§ **Extracted data**:
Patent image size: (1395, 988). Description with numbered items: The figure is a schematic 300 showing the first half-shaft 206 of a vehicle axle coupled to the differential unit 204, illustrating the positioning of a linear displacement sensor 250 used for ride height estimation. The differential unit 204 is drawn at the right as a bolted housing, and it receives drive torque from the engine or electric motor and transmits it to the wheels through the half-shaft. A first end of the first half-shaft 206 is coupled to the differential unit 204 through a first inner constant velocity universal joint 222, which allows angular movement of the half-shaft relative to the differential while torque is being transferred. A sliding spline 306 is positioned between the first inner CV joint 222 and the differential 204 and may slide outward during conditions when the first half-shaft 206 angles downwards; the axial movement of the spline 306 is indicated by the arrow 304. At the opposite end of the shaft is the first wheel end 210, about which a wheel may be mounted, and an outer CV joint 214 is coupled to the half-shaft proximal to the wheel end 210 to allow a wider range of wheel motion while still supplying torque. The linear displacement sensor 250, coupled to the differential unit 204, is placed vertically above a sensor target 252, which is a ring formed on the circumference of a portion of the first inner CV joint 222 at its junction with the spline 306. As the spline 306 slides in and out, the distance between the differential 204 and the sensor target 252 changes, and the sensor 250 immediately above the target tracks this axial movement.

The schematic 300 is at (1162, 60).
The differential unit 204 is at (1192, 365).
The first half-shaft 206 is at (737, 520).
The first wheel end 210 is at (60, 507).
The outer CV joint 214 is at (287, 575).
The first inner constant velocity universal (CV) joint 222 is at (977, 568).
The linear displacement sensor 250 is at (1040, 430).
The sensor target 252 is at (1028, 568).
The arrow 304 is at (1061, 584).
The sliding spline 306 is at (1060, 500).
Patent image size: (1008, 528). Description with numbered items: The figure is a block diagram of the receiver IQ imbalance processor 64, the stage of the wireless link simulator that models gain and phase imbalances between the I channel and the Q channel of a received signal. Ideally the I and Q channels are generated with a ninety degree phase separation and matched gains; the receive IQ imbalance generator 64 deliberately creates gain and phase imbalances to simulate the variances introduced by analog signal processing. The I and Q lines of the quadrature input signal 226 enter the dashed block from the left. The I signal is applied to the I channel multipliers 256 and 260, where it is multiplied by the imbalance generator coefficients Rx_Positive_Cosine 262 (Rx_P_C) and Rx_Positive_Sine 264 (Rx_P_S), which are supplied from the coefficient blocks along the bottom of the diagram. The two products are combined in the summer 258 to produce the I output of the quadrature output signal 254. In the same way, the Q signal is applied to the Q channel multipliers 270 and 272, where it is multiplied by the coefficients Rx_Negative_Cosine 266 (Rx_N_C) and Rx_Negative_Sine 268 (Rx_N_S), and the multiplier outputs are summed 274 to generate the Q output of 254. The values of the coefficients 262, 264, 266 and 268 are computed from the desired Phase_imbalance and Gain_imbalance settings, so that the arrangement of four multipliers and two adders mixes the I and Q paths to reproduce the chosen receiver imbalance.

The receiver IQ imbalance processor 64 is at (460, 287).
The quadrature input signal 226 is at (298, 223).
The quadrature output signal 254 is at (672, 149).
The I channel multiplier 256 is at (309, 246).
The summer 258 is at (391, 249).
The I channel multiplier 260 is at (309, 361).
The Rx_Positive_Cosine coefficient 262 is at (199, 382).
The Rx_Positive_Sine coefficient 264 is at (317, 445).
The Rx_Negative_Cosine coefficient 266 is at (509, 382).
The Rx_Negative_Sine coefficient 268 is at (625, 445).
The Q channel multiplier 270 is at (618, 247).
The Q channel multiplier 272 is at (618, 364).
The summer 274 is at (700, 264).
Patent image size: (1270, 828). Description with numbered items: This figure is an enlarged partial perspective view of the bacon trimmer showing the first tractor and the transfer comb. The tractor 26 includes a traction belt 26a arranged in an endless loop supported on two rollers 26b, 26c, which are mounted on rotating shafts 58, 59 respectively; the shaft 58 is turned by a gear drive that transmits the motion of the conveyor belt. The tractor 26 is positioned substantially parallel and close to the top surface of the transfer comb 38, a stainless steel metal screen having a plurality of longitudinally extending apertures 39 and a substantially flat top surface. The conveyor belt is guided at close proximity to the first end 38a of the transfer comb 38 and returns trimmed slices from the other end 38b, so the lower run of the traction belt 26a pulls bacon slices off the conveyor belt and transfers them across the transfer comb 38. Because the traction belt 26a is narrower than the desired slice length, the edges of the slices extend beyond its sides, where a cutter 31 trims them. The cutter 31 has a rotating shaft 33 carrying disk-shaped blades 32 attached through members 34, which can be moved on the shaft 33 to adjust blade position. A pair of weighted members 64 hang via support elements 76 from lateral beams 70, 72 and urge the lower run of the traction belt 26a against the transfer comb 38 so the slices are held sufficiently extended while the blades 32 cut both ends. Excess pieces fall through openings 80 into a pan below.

§ **STATED GOAL**:
Reproduce all of the data above word for word.

§ **RIGHT ANSWER**:
Patent image size: (1395, 988). Description with numbered items: The figure is a schematic 300 showing the first half-shaft 206 of a vehicle axle coupled to the differential unit 204, illustrating the positioning of a linear displacement sensor 250 used for ride height estimation. The differential unit 204 is drawn at the right as a bolted housing, and it receives drive torque from the engine or electric motor and transmits it to the wheels through the half-shaft. A first end of the first half-shaft 206 is coupled to the differential unit 204 through a first inner constant velocity universal joint 222, which allows angular movement of the half-shaft relative to the differential while torque is being transferred. A sliding spline 306 is positioned between the first inner CV joint 222 and the differential 204 and may slide outward during conditions when the first half-shaft 206 angles downwards; the axial movement of the spline 306 is indicated by the arrow 304. At the opposite end of the shaft is the first wheel end 210, about which a wheel may be mounted, and an outer CV joint 214 is coupled to the half-shaft proximal to the wheel end 210 to allow a wider range of wheel motion while still supplying torque. The linear displacement sensor 250, coupled to the differential unit 204, is placed vertically above a sensor target 252, which is a ring formed on the circumference of a portion of the first inner CV joint 222 at its junction with the spline 306. As the spline 306 slides in and out, the distance between the differential 204 and the sensor target 252 changes, and the sensor 250 immediately above the target tracks this axial movement.

The schematic 300 is at (1162, 60).
The differential unit 204 is at (1192, 365).
The first half-shaft 206 is at (737, 520).
The first wheel end 210 is at (60, 507).
The outer CV joint 214 is at (287, 575).
The first inner constant velocity universal (CV) joint 222 is at (977, 568).
The linear displacement sensor 250 is at (1040, 430).
The sensor target 252 is at (1028, 568).
The arrow 304 is at (1061, 584).
The sliding spline 306 is at (1060, 500).
Patent image size: (1008, 528). Description with numbered items: The figure is a block diagram of the receiver IQ imbalance processor 64, the stage of the wireless link simulator that models gain and phase imbalances between the I channel and the Q channel of a received signal. Ideally the I and Q channels are generated with a ninety degree phase separation and matched gains; the receive IQ imbalance generator 64 deliberately creates gain and phase imbalances to simulate the variances introduced by analog signal processing. The I and Q lines of the quadrature input signal 226 enter the dashed block from the left. The I signal is applied to the I channel multipliers 256 and 260, where it is multiplied by the imbalance generator coefficients Rx_Positive_Cosine 262 (Rx_P_C) and Rx_Positive_Sine 264 (Rx_P_S), which are supplied from the coefficient blocks along the bottom of the diagram. The two products are combined in the summer 258 to produce the I output of the quadrature output signal 254. In the same way, the Q signal is applied to the Q channel multipliers 270 and 272, where it is multiplied by the coefficients Rx_Negative_Cosine 266 (Rx_N_C) and Rx_Negative_Sine 268 (Rx_N_S), and the multiplier outputs are summed 274 to generate the Q output of 254. The values of the coefficients 262, 264, 266 and 268 are computed from the desired Phase_imbalance and Gain_imbalance settings, so that the arrangement of four multipliers and two adders mixes the I and Q paths to reproduce the chosen receiver imbalance.

The receiver IQ imbalance processor 64 is at (460, 287).
The quadrature input signal 226 is at (298, 223).
The quadrature output signal 254 is at (672, 149).
The I channel multiplier 256 is at (309, 246).
The summer 258 is at (391, 249).
The I channel multiplier 260 is at (309, 361).
The Rx_Positive_Cosine coefficient 262 is at (199, 382).
The Rx_Positive_Sine coefficient 264 is at (317, 445).
The Rx_Negative_Cosine coefficient 266 is at (509, 382).
The Rx_Negative_Sine coefficient 268 is at (625, 445).
The Q channel multiplier 270 is at (618, 247).
The Q channel multiplier 272 is at (618, 364).
The summer 274 is at (700, 264).
Patent image size: (1270, 828). Description with numbered items: This figure is an enlarged partial perspective view of the bacon trimmer showing the first tractor and the transfer comb. The tractor 26 includes a traction belt 26a arranged in an endless loop supported on two rollers 26b, 26c, which are mounted on rotating shafts 58, 59 respectively; the shaft 58 is turned by a gear drive that transmits the motion of the conveyor belt. The tractor 26 is positioned substantially parallel and close to the top surface of the transfer comb 38, a stainless steel metal screen having a plurality of longitudinally extending apertures 39 and a substantially flat top surface. The conveyor belt is guided at close proximity to the first end 38a of the transfer comb 38 and returns trimmed slices from the other end 38b, so the lower run of the traction belt 26a pulls bacon slices off the conveyor belt and transfers them across the transfer comb 38. Because the traction belt 26a is narrower than the desired slice length, the edges of the slices extend beyond its sides, where a cutter 31 trims them. The cutter 31 has a rotating shaft 33 carrying disk-shaped blades 32 attached through members 34, which can be moved on the shaft 33 to adjust blade position. A pair of weighted members 64 hang via support elements 76 from lateral beams 70, 72 and urge the lower run of the traction belt 26a against the transfer comb 38 so the slices are held sufficiently extended while the blades 32 cut both ends. Excess pieces fall through openings 80 into a pan below.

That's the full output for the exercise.